Task requirements
Determine the number of lines in these entries that hold the word "资料来源". Give the number and nothing more.
▬▬▬▬▬▬▬▬▬▬
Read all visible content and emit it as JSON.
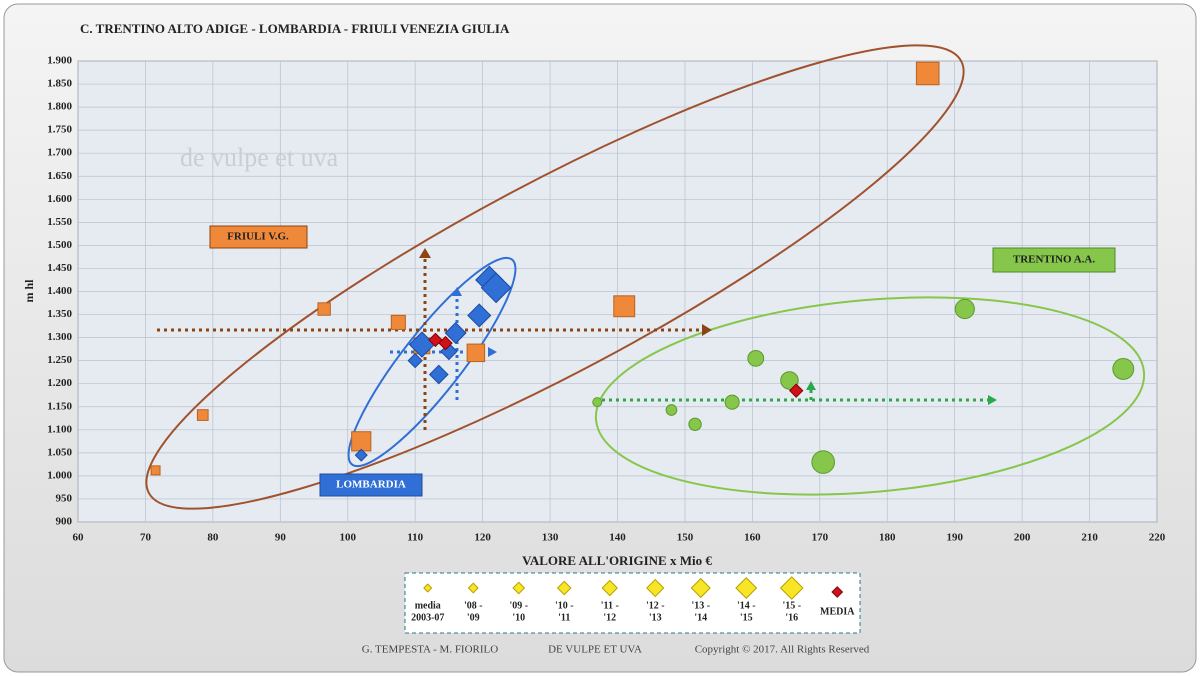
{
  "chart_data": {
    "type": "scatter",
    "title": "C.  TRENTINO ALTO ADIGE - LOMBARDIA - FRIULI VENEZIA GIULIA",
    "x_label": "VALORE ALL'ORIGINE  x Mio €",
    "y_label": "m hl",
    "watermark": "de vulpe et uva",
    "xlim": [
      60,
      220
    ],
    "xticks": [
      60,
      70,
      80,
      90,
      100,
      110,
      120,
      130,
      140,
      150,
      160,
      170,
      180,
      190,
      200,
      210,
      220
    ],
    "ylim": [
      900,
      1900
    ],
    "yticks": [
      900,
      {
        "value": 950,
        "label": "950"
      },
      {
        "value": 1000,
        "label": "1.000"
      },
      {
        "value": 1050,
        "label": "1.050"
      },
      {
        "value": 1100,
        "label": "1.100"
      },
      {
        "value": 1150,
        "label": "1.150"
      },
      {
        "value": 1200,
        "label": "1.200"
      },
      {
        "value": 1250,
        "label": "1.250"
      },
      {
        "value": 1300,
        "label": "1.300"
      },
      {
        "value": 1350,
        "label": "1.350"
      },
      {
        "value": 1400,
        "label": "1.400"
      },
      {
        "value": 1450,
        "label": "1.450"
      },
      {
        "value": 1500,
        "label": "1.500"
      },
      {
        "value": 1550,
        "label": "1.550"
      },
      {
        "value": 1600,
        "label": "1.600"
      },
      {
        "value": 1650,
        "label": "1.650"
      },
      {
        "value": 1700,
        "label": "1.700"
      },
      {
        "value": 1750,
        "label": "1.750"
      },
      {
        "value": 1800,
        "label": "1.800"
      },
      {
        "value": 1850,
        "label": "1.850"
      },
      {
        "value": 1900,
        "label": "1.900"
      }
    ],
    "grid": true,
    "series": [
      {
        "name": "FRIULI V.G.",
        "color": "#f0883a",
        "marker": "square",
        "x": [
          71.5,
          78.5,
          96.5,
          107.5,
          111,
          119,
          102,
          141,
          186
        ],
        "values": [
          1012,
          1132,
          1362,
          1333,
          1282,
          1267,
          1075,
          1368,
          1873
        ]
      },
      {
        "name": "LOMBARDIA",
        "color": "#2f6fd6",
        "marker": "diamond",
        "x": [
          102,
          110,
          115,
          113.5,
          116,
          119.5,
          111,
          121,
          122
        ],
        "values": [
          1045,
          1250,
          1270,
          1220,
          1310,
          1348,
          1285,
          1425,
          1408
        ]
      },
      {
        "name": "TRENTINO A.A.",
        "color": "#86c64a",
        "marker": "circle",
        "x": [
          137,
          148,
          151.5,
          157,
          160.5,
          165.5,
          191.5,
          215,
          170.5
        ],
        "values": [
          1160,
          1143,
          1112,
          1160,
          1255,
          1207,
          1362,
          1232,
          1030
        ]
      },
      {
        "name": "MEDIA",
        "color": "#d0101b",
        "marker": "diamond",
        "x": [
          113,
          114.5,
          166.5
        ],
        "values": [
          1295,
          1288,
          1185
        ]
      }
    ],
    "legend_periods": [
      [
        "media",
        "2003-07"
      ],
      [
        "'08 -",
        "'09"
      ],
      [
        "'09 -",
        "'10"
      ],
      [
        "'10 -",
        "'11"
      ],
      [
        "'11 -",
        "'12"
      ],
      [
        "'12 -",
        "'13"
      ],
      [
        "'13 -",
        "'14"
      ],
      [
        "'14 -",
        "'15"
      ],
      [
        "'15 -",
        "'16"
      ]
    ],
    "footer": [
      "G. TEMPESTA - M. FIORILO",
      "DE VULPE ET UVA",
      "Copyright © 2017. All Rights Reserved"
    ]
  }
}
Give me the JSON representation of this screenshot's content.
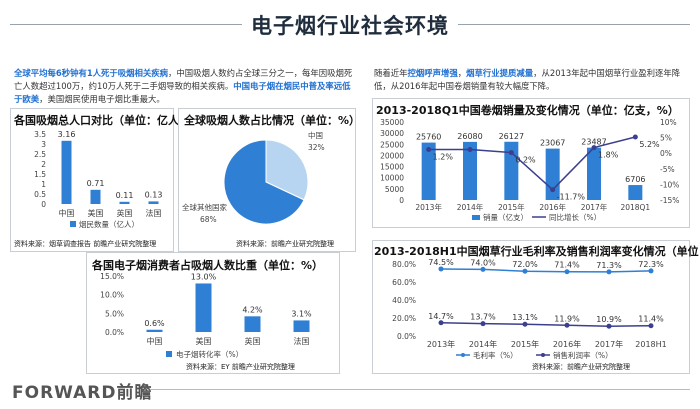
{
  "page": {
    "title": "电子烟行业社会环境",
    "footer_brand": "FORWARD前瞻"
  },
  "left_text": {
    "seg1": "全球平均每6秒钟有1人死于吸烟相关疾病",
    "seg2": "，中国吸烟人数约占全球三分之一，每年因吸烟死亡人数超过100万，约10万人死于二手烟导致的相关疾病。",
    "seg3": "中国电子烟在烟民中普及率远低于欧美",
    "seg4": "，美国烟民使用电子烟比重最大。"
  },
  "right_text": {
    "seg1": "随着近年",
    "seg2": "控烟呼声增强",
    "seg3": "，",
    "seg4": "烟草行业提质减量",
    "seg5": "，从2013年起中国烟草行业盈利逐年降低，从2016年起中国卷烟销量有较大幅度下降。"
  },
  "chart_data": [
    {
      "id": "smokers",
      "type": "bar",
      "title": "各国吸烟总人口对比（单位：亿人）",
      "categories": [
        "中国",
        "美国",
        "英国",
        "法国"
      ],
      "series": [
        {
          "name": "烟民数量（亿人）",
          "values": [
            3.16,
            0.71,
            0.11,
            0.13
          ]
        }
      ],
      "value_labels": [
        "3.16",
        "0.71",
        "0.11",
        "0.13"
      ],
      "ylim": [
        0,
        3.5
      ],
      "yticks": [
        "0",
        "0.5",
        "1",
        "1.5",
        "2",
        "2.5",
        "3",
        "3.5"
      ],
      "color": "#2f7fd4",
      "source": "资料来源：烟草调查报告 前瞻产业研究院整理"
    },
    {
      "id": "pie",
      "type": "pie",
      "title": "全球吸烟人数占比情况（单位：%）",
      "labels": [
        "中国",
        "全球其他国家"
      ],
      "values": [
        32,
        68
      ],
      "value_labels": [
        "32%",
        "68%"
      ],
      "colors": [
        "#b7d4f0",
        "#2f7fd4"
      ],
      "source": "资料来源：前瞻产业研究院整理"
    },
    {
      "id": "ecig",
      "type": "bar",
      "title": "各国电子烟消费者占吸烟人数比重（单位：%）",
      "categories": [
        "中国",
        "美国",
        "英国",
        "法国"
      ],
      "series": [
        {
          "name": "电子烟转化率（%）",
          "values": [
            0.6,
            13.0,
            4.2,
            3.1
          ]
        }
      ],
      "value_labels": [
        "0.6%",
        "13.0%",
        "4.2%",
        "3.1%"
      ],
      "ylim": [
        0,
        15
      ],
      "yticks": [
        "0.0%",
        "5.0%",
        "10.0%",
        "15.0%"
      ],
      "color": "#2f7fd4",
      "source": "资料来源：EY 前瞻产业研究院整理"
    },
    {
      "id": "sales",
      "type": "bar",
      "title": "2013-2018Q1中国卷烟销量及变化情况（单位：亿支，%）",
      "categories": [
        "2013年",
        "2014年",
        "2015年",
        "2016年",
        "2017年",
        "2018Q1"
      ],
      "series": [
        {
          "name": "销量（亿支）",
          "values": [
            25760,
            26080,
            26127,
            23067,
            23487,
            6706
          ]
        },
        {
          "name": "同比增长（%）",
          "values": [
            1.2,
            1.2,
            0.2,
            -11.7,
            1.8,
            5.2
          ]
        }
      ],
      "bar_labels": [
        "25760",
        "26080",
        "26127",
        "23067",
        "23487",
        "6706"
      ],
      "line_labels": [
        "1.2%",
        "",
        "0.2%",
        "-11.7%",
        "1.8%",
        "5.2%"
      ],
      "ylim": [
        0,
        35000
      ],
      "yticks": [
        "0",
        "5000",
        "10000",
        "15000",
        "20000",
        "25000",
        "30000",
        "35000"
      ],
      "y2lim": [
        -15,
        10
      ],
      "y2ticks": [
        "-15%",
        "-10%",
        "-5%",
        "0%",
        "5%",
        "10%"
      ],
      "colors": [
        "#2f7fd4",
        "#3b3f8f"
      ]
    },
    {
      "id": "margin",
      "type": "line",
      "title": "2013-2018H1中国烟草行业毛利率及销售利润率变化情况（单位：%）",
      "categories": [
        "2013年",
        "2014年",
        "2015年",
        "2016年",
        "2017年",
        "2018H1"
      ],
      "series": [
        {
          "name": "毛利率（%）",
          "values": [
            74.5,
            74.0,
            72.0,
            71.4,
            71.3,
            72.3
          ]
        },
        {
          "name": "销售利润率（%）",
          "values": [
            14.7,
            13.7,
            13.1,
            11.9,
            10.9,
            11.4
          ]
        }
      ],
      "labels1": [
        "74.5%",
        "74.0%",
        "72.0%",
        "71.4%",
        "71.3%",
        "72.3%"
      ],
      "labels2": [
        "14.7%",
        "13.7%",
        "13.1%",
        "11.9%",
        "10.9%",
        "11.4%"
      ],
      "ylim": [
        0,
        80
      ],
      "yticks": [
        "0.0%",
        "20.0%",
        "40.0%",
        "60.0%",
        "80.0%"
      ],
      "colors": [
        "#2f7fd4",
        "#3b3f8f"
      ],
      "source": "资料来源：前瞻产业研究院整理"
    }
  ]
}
▬▬▬▬▬▬▬▬▬▬
Task response
4